▶ Stored data entries
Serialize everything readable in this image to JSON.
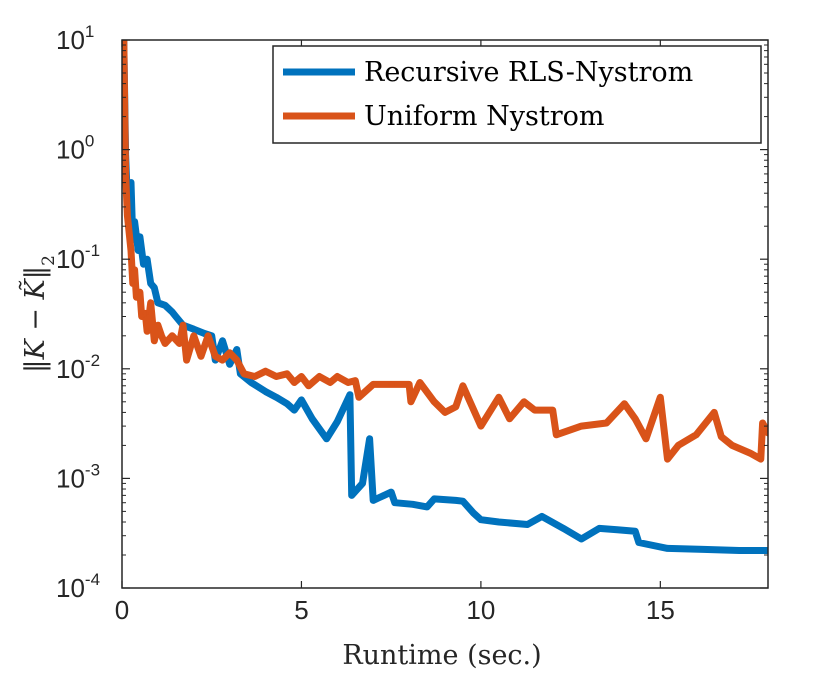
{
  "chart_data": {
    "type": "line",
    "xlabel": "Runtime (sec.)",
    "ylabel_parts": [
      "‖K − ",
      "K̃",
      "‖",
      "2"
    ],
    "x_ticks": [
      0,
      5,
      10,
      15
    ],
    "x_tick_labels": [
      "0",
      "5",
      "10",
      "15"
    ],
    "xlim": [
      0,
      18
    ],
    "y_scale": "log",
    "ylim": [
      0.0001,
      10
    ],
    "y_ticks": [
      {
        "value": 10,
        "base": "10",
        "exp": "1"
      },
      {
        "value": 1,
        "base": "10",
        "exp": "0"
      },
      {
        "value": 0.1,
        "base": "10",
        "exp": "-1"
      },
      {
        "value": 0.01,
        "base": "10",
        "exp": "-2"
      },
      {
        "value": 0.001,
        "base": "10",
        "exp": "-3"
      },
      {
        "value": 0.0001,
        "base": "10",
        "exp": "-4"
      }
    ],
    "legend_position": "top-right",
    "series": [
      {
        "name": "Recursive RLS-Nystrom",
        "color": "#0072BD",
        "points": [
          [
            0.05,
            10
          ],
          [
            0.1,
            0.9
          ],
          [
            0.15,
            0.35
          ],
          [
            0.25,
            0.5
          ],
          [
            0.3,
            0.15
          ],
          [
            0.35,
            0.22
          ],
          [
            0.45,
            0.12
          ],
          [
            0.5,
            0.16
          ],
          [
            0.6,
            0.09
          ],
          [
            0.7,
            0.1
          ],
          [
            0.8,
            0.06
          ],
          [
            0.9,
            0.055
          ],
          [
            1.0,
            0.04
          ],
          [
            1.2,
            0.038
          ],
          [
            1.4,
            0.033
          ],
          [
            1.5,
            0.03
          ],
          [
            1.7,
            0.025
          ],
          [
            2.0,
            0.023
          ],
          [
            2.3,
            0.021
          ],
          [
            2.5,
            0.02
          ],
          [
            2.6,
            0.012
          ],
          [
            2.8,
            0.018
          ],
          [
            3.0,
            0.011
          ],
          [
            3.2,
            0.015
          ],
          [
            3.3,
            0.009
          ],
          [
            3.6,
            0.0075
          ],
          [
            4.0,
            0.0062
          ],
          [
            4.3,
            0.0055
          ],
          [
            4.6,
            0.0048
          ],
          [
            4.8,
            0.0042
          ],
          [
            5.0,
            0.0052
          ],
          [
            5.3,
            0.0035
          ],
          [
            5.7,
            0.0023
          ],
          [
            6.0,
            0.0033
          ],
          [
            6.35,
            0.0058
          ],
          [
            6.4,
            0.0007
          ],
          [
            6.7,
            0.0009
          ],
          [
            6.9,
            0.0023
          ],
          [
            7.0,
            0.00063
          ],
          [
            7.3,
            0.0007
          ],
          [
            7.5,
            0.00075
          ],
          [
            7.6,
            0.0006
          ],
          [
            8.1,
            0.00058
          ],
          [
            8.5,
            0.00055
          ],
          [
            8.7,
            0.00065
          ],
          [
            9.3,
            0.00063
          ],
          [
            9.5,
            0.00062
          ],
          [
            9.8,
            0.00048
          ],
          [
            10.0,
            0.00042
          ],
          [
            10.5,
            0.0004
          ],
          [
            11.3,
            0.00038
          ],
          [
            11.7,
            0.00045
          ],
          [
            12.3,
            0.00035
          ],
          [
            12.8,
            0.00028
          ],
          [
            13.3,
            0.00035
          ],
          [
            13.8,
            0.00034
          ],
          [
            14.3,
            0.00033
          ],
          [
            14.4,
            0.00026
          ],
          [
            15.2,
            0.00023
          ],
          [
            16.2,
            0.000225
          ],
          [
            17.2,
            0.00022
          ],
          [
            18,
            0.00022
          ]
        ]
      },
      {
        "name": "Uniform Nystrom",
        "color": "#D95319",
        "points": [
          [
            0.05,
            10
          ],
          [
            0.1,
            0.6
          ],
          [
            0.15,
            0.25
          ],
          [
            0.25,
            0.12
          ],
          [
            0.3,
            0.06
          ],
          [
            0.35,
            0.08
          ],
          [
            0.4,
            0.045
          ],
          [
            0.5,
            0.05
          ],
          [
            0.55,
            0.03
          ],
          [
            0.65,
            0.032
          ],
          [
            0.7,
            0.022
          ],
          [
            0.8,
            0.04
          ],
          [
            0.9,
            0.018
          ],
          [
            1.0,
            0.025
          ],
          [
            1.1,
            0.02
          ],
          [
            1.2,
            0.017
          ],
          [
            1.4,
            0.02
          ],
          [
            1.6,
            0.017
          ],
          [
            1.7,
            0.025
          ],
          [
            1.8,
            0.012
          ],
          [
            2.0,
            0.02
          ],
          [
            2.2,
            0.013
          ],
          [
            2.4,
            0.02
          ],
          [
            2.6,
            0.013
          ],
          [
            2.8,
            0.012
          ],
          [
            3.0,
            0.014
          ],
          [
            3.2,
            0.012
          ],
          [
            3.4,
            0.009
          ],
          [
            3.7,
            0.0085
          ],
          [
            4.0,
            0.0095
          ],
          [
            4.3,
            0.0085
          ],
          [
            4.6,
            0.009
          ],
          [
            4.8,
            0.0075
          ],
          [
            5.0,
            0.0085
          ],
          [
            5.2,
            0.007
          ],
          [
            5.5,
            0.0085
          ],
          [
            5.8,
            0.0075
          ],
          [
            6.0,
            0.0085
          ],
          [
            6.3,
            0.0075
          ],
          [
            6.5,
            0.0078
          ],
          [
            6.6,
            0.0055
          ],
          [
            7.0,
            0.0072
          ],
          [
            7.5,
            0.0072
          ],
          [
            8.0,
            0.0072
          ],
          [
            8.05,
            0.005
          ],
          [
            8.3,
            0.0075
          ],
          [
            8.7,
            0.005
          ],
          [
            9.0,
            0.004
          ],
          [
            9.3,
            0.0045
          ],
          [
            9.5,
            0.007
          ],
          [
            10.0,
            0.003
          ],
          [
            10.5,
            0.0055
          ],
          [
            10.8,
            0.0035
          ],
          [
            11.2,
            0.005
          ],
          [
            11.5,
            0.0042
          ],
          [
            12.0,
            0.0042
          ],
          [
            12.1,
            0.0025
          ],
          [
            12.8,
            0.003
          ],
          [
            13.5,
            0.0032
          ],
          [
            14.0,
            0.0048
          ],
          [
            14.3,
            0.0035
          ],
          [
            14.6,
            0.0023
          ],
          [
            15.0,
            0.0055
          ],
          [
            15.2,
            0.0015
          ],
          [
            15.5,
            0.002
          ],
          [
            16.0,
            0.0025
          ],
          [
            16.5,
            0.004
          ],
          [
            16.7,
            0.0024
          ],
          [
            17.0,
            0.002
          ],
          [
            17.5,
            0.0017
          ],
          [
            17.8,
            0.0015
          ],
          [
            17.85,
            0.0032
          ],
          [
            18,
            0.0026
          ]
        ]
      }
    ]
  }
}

▶ YOUR TASK
Copy the material above in full and exactly, skipping pictures.

▶ RESULT BELOW
Serialize everything readable in this image to JSON.
{
  "chart_data": {
    "type": "line",
    "xlabel": "Runtime (sec.)",
    "ylabel_parts": [
      "‖K − ",
      "K̃",
      "‖",
      "2"
    ],
    "x_ticks": [
      0,
      5,
      10,
      15
    ],
    "x_tick_labels": [
      "0",
      "5",
      "10",
      "15"
    ],
    "xlim": [
      0,
      18
    ],
    "y_scale": "log",
    "ylim": [
      0.0001,
      10
    ],
    "y_ticks": [
      {
        "value": 10,
        "base": "10",
        "exp": "1"
      },
      {
        "value": 1,
        "base": "10",
        "exp": "0"
      },
      {
        "value": 0.1,
        "base": "10",
        "exp": "-1"
      },
      {
        "value": 0.01,
        "base": "10",
        "exp": "-2"
      },
      {
        "value": 0.001,
        "base": "10",
        "exp": "-3"
      },
      {
        "value": 0.0001,
        "base": "10",
        "exp": "-4"
      }
    ],
    "legend_position": "top-right",
    "series": [
      {
        "name": "Recursive RLS-Nystrom",
        "color": "#0072BD",
        "points": [
          [
            0.05,
            10
          ],
          [
            0.1,
            0.9
          ],
          [
            0.15,
            0.35
          ],
          [
            0.25,
            0.5
          ],
          [
            0.3,
            0.15
          ],
          [
            0.35,
            0.22
          ],
          [
            0.45,
            0.12
          ],
          [
            0.5,
            0.16
          ],
          [
            0.6,
            0.09
          ],
          [
            0.7,
            0.1
          ],
          [
            0.8,
            0.06
          ],
          [
            0.9,
            0.055
          ],
          [
            1.0,
            0.04
          ],
          [
            1.2,
            0.038
          ],
          [
            1.4,
            0.033
          ],
          [
            1.5,
            0.03
          ],
          [
            1.7,
            0.025
          ],
          [
            2.0,
            0.023
          ],
          [
            2.3,
            0.021
          ],
          [
            2.5,
            0.02
          ],
          [
            2.6,
            0.012
          ],
          [
            2.8,
            0.018
          ],
          [
            3.0,
            0.011
          ],
          [
            3.2,
            0.015
          ],
          [
            3.3,
            0.009
          ],
          [
            3.6,
            0.0075
          ],
          [
            4.0,
            0.0062
          ],
          [
            4.3,
            0.0055
          ],
          [
            4.6,
            0.0048
          ],
          [
            4.8,
            0.0042
          ],
          [
            5.0,
            0.0052
          ],
          [
            5.3,
            0.0035
          ],
          [
            5.7,
            0.0023
          ],
          [
            6.0,
            0.0033
          ],
          [
            6.35,
            0.0058
          ],
          [
            6.4,
            0.0007
          ],
          [
            6.7,
            0.0009
          ],
          [
            6.9,
            0.0023
          ],
          [
            7.0,
            0.00063
          ],
          [
            7.3,
            0.0007
          ],
          [
            7.5,
            0.00075
          ],
          [
            7.6,
            0.0006
          ],
          [
            8.1,
            0.00058
          ],
          [
            8.5,
            0.00055
          ],
          [
            8.7,
            0.00065
          ],
          [
            9.3,
            0.00063
          ],
          [
            9.5,
            0.00062
          ],
          [
            9.8,
            0.00048
          ],
          [
            10.0,
            0.00042
          ],
          [
            10.5,
            0.0004
          ],
          [
            11.3,
            0.00038
          ],
          [
            11.7,
            0.00045
          ],
          [
            12.3,
            0.00035
          ],
          [
            12.8,
            0.00028
          ],
          [
            13.3,
            0.00035
          ],
          [
            13.8,
            0.00034
          ],
          [
            14.3,
            0.00033
          ],
          [
            14.4,
            0.00026
          ],
          [
            15.2,
            0.00023
          ],
          [
            16.2,
            0.000225
          ],
          [
            17.2,
            0.00022
          ],
          [
            18,
            0.00022
          ]
        ]
      },
      {
        "name": "Uniform Nystrom",
        "color": "#D95319",
        "points": [
          [
            0.05,
            10
          ],
          [
            0.1,
            0.6
          ],
          [
            0.15,
            0.25
          ],
          [
            0.25,
            0.12
          ],
          [
            0.3,
            0.06
          ],
          [
            0.35,
            0.08
          ],
          [
            0.4,
            0.045
          ],
          [
            0.5,
            0.05
          ],
          [
            0.55,
            0.03
          ],
          [
            0.65,
            0.032
          ],
          [
            0.7,
            0.022
          ],
          [
            0.8,
            0.04
          ],
          [
            0.9,
            0.018
          ],
          [
            1.0,
            0.025
          ],
          [
            1.1,
            0.02
          ],
          [
            1.2,
            0.017
          ],
          [
            1.4,
            0.02
          ],
          [
            1.6,
            0.017
          ],
          [
            1.7,
            0.025
          ],
          [
            1.8,
            0.012
          ],
          [
            2.0,
            0.02
          ],
          [
            2.2,
            0.013
          ],
          [
            2.4,
            0.02
          ],
          [
            2.6,
            0.013
          ],
          [
            2.8,
            0.012
          ],
          [
            3.0,
            0.014
          ],
          [
            3.2,
            0.012
          ],
          [
            3.4,
            0.009
          ],
          [
            3.7,
            0.0085
          ],
          [
            4.0,
            0.0095
          ],
          [
            4.3,
            0.0085
          ],
          [
            4.6,
            0.009
          ],
          [
            4.8,
            0.0075
          ],
          [
            5.0,
            0.0085
          ],
          [
            5.2,
            0.007
          ],
          [
            5.5,
            0.0085
          ],
          [
            5.8,
            0.0075
          ],
          [
            6.0,
            0.0085
          ],
          [
            6.3,
            0.0075
          ],
          [
            6.5,
            0.0078
          ],
          [
            6.6,
            0.0055
          ],
          [
            7.0,
            0.0072
          ],
          [
            7.5,
            0.0072
          ],
          [
            8.0,
            0.0072
          ],
          [
            8.05,
            0.005
          ],
          [
            8.3,
            0.0075
          ],
          [
            8.7,
            0.005
          ],
          [
            9.0,
            0.004
          ],
          [
            9.3,
            0.0045
          ],
          [
            9.5,
            0.007
          ],
          [
            10.0,
            0.003
          ],
          [
            10.5,
            0.0055
          ],
          [
            10.8,
            0.0035
          ],
          [
            11.2,
            0.005
          ],
          [
            11.5,
            0.0042
          ],
          [
            12.0,
            0.0042
          ],
          [
            12.1,
            0.0025
          ],
          [
            12.8,
            0.003
          ],
          [
            13.5,
            0.0032
          ],
          [
            14.0,
            0.0048
          ],
          [
            14.3,
            0.0035
          ],
          [
            14.6,
            0.0023
          ],
          [
            15.0,
            0.0055
          ],
          [
            15.2,
            0.0015
          ],
          [
            15.5,
            0.002
          ],
          [
            16.0,
            0.0025
          ],
          [
            16.5,
            0.004
          ],
          [
            16.7,
            0.0024
          ],
          [
            17.0,
            0.002
          ],
          [
            17.5,
            0.0017
          ],
          [
            17.8,
            0.0015
          ],
          [
            17.85,
            0.0032
          ],
          [
            18,
            0.0026
          ]
        ]
      }
    ]
  }
}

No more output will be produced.